Written exercise: Reproduce all the entries exactly.

Material for the task:
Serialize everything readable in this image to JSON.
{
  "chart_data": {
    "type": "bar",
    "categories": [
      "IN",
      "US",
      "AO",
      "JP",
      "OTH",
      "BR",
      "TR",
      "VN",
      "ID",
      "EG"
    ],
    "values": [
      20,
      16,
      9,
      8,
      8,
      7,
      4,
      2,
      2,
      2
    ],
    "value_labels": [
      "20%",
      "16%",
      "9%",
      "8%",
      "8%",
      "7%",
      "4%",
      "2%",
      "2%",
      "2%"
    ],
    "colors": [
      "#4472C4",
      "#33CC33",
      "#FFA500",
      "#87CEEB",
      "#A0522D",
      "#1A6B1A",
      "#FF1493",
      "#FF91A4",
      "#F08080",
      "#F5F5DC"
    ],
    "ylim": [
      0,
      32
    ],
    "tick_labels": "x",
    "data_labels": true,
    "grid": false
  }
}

Result for this exercise:
Serialize everything readable in this image to JSON.
{
  "chart_data": {
    "type": "bar",
    "categories": [
      "IN",
      "US",
      "AO",
      "JP",
      "OTH",
      "BR",
      "TR",
      "VN",
      "ID",
      "EG"
    ],
    "values": [
      20,
      16,
      9,
      8,
      8,
      7,
      4,
      2,
      2,
      2
    ],
    "value_labels": [
      "20%",
      "16%",
      "9%",
      "8%",
      "8%",
      "7%",
      "4%",
      "2%",
      "2%",
      "2%"
    ],
    "colors": [
      "#4472C4",
      "#33CC33",
      "#FFA500",
      "#87CEEB",
      "#A0522D",
      "#1A6B1A",
      "#FF1493",
      "#FF91A4",
      "#F08080",
      "#F5F5DC"
    ],
    "ylim": [
      0,
      32
    ],
    "tick_labels": "x",
    "data_labels": true,
    "grid": false
  }
}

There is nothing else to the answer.